— To do —
Without the pictures, print each of the records below exactly as it appears.

--- Begin Provided data ---

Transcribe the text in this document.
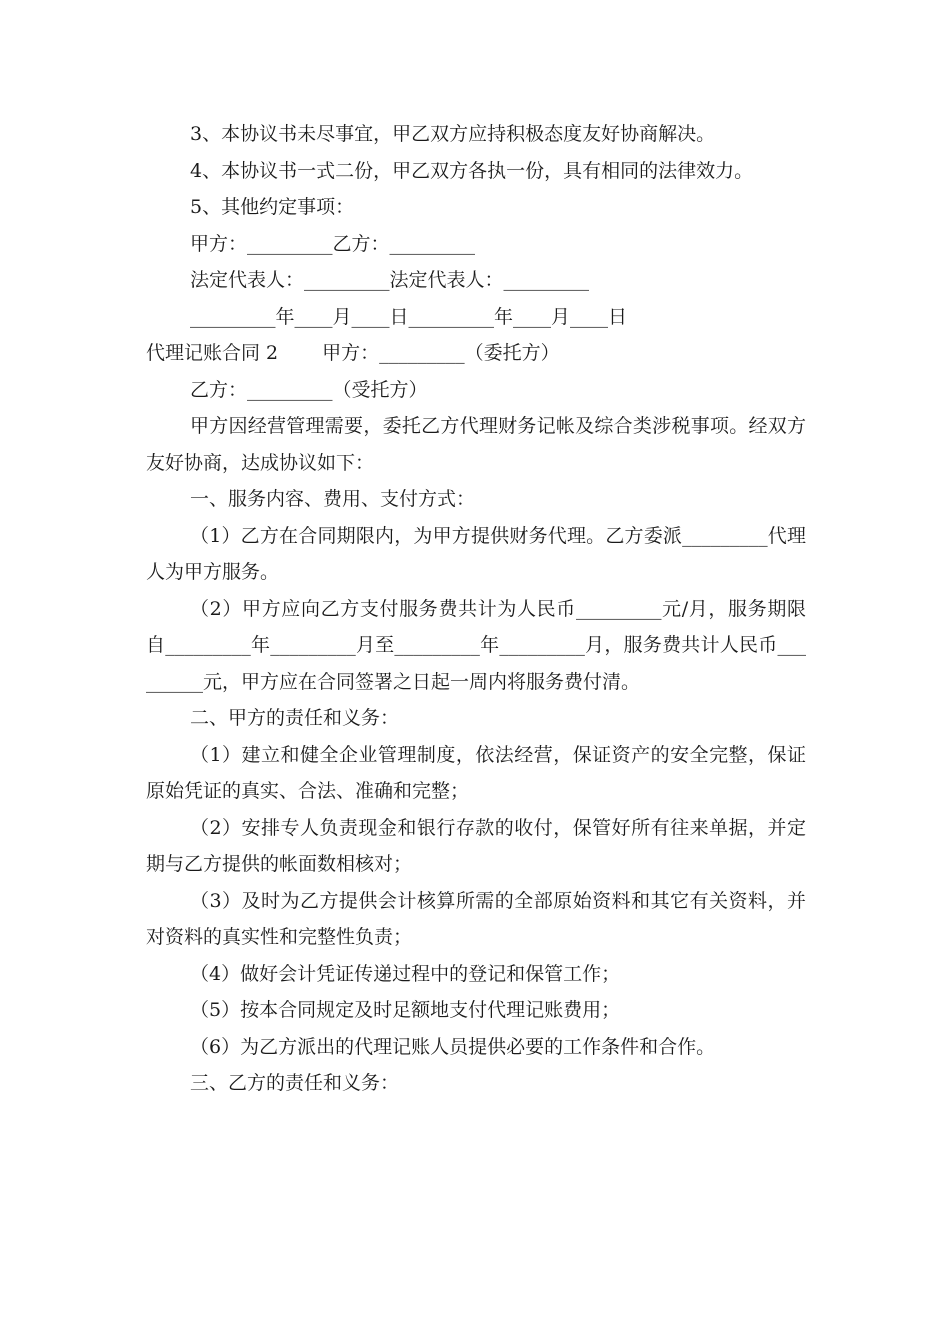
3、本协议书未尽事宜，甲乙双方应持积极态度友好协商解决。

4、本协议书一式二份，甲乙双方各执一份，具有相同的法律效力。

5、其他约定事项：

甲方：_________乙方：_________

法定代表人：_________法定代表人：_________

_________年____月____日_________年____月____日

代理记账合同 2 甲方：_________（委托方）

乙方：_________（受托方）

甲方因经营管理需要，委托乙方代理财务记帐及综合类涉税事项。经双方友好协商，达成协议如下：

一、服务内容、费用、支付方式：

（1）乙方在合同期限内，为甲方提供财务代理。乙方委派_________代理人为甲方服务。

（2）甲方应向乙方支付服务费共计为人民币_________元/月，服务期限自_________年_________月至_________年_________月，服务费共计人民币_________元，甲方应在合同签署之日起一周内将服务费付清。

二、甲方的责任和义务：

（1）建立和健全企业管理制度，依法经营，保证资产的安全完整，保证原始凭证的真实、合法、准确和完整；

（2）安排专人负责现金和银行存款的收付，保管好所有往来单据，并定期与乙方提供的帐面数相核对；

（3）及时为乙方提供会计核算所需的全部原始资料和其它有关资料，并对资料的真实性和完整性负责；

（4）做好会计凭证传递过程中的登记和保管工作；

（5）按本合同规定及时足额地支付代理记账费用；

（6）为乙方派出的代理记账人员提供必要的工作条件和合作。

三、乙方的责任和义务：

--- End Provided data ---

— Correct response —
Transcribe the text in this document.
3、本协议书未尽事宜，甲乙双方应持积极态度友好协商解决。

4、本协议书一式二份，甲乙双方各执一份，具有相同的法律效力。

5、其他约定事项：

甲方：_________乙方：_________

法定代表人：_________法定代表人：_________

_________年____月____日_________年____月____日

代理记账合同 2 甲方：_________（委托方）

乙方：_________（受托方）

甲方因经营管理需要，委托乙方代理财务记帐及综合类涉税事项。经双方友好协商，达成协议如下：

一、服务内容、费用、支付方式：

（1）乙方在合同期限内，为甲方提供财务代理。乙方委派_________代理人为甲方服务。

（2）甲方应向乙方支付服务费共计为人民币_________元/月，服务期限自_________年_________月至_________年_________月，服务费共计人民币_________元，甲方应在合同签署之日起一周内将服务费付清。

二、甲方的责任和义务：

（1）建立和健全企业管理制度，依法经营，保证资产的安全完整，保证原始凭证的真实、合法、准确和完整；

（2）安排专人负责现金和银行存款的收付，保管好所有往来单据，并定期与乙方提供的帐面数相核对；

（3）及时为乙方提供会计核算所需的全部原始资料和其它有关资料，并对资料的真实性和完整性负责；

（4）做好会计凭证传递过程中的登记和保管工作；

（5）按本合同规定及时足额地支付代理记账费用；

（6）为乙方派出的代理记账人员提供必要的工作条件和合作。

三、乙方的责任和义务：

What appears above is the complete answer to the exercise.